• _Work to complete_: Identify each line containing the word "color" and copy it.

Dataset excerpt
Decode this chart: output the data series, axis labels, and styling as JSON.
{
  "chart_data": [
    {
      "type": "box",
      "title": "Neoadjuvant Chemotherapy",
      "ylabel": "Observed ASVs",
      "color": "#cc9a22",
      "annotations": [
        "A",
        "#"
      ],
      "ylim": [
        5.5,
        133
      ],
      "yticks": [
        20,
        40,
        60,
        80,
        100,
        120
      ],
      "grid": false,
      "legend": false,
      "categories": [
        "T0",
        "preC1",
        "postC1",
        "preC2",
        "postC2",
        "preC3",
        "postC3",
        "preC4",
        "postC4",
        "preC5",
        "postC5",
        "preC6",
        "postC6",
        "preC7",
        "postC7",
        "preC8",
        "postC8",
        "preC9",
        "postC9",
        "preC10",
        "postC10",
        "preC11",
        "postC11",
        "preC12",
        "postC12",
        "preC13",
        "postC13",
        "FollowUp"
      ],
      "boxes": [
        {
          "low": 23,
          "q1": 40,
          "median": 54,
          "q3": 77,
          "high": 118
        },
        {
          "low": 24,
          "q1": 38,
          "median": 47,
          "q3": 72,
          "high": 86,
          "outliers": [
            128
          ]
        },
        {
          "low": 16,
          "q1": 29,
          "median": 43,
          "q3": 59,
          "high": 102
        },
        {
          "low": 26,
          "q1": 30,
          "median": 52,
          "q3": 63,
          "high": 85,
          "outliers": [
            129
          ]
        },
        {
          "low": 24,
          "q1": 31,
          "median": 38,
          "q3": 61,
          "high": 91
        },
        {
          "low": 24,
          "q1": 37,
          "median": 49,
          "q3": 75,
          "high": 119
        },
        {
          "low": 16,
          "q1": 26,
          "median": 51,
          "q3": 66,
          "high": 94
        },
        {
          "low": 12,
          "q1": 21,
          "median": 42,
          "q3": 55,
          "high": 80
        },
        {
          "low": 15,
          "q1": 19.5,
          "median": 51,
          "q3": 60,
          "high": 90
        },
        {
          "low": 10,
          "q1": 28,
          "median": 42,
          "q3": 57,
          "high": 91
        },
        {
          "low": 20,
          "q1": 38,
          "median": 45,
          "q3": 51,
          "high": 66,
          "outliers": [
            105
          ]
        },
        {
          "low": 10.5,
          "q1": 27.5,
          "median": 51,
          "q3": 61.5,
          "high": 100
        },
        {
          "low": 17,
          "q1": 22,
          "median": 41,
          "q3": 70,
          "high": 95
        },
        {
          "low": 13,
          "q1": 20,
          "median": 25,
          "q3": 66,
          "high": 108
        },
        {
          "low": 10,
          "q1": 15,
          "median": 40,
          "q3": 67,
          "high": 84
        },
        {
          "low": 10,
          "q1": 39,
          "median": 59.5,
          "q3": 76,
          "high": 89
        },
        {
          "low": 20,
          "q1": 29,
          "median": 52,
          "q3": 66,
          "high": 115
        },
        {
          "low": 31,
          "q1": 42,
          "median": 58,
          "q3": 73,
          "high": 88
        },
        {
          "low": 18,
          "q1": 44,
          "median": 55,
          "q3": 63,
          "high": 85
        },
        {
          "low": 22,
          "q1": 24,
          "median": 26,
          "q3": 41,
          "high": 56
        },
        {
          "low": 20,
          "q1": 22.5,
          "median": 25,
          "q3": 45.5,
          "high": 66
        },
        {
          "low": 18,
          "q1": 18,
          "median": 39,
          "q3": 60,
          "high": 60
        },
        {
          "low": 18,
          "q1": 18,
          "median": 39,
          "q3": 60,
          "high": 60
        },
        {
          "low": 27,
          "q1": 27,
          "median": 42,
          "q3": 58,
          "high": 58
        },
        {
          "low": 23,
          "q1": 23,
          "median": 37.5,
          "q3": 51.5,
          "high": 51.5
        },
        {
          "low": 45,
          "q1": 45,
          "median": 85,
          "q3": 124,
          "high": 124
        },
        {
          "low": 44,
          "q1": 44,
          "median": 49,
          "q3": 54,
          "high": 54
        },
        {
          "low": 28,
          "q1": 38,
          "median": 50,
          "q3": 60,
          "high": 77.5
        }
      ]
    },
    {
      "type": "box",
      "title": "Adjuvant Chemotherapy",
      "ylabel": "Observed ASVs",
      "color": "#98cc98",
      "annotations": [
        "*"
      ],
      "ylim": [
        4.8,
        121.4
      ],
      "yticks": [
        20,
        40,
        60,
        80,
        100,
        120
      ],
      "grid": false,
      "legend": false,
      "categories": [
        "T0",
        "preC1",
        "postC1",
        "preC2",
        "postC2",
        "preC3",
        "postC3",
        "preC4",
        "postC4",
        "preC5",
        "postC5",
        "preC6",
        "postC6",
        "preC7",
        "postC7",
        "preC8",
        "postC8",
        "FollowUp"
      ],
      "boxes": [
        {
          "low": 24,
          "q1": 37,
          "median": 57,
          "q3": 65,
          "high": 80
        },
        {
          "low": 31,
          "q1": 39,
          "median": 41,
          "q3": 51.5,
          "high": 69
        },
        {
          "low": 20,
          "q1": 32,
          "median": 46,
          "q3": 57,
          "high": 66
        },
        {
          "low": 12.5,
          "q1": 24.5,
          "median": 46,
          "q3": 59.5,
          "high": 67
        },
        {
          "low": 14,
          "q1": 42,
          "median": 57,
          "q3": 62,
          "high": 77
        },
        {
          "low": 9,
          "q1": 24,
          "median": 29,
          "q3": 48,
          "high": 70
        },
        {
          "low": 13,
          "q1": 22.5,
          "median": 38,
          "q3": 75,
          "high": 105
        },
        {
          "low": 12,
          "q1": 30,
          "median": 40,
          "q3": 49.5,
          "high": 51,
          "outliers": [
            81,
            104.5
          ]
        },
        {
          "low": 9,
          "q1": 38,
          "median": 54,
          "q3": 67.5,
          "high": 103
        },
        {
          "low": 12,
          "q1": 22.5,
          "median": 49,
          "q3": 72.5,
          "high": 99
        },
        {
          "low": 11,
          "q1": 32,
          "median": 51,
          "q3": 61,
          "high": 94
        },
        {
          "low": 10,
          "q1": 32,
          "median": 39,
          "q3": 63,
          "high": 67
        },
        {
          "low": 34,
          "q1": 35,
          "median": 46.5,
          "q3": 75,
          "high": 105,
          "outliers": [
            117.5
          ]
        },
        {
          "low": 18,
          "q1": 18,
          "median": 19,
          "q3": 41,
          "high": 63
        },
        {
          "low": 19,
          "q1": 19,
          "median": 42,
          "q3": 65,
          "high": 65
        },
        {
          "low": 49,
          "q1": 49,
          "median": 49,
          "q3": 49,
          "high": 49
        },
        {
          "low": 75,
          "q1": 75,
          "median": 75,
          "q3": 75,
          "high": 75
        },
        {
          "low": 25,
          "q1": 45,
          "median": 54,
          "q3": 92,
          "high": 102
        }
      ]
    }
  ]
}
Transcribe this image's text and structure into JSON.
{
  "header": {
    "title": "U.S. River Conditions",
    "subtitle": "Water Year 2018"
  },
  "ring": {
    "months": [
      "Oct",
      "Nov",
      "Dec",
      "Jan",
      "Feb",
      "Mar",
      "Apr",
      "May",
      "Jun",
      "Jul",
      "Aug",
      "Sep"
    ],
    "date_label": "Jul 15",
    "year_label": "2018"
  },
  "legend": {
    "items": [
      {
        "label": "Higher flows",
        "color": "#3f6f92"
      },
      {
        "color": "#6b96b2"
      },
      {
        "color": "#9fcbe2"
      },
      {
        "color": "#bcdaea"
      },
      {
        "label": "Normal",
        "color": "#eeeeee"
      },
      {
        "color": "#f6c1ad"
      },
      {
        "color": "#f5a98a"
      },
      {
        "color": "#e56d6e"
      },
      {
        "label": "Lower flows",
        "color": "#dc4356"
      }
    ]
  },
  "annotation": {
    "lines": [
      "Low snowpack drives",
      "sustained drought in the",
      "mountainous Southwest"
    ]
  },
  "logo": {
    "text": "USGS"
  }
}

• _Answer below_:
      "color": "#cc9a22",
      "color": "#98cc98",
        "color": "#3f6f92"
        "color": "#6b96b2"
        "color": "#9fcbe2"
        "color": "#bcdaea"
        "color": "#eeeeee"
        "color": "#f6c1ad"
        "color": "#f5a98a"
        "color": "#e56d6e"
        "color": "#dc4356"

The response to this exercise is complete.